**Your instructions:** In the court interpreting abstract below, reproduce word for word the passage that begins with "https://doi.org/10.1558/ijsll.v4i2.197" and ends with "by the interpreter.".

**Extract:**
Clash of world perspectives: the discursive practices of the law, the witness and the interpreter

Authors

  • Sandra Hale University of Western Sydney

DOI:

https://doi.org/10.1558/ijsll.v4i2.197

Keywords:

translation equivalence, register, style, court interpreting, lawyer discourse, witness discourse

Abstract

A number of studies have demonstrated the clash of discourse worlds that occurs when the law and the lay client meet, due to the specific expectations and assumptions of relevance of the law which conflict with the everyday discourse practices of the lay client. Such a clash often causes frustration on both sides, and more seriously, can have a negative impact on the outcome of legal cases. This paper has applied the principle of lawyer client discourse differences to the situation where the client is a non-English speaker requiring the intervention of an interpreter. This paper bases its hypothesis on authentic data of Spanish-English interpreted proceedings and reports the main results of discourse alterations by the interpreter.

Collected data
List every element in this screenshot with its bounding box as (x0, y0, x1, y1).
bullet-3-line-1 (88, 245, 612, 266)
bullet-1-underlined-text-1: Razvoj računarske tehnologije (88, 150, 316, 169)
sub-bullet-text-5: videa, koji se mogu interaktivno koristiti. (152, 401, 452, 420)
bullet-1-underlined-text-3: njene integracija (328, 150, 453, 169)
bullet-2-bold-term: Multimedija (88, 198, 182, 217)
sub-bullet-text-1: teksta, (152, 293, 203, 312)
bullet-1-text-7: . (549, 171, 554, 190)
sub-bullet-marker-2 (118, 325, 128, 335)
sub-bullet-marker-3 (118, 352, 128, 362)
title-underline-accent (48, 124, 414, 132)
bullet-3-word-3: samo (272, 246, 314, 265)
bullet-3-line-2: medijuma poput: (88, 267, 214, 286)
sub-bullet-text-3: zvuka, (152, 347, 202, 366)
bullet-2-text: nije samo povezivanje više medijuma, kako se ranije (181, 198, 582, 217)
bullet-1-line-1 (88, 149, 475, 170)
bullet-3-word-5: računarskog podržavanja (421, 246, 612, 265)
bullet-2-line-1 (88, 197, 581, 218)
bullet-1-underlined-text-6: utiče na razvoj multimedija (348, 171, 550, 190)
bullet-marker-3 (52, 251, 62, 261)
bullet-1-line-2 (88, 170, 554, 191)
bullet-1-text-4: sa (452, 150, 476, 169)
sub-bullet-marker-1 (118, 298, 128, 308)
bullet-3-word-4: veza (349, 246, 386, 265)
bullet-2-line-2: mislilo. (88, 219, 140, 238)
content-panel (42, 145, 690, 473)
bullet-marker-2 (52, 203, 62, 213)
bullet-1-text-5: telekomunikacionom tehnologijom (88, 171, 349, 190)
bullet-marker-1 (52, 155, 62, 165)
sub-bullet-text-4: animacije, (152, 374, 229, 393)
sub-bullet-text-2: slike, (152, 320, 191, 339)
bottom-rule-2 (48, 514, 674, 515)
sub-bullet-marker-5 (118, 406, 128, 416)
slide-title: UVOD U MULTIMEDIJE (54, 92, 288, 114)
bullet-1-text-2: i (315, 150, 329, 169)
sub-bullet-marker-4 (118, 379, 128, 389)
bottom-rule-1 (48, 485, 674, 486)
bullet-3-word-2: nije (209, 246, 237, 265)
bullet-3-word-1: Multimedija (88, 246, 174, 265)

**Solution for this exercise:**
https://doi.org/10.1558/ijsll.v4i2.197

Keywords:

translation equivalence, register, style, court interpreting, lawyer discourse, witness discourse

Abstract

A number of studies have demonstrated the clash of discourse worlds that occurs when the law and the lay client meet, due to the specific expectations and assumptions of relevance of the law which conflict with the everyday discourse practices of the lay client. Such a clash often causes frustration on both sides, and more seriously, can have a negative impact on the outcome of legal cases. This paper has applied the principle of lawyer client discourse differences to the situation where the client is a non-English speaker requiring the intervention of an interpreter. This paper bases its hypothesis on authentic data of Spanish-English interpreted proceedings and reports the main results of discourse alterations by the interpreter.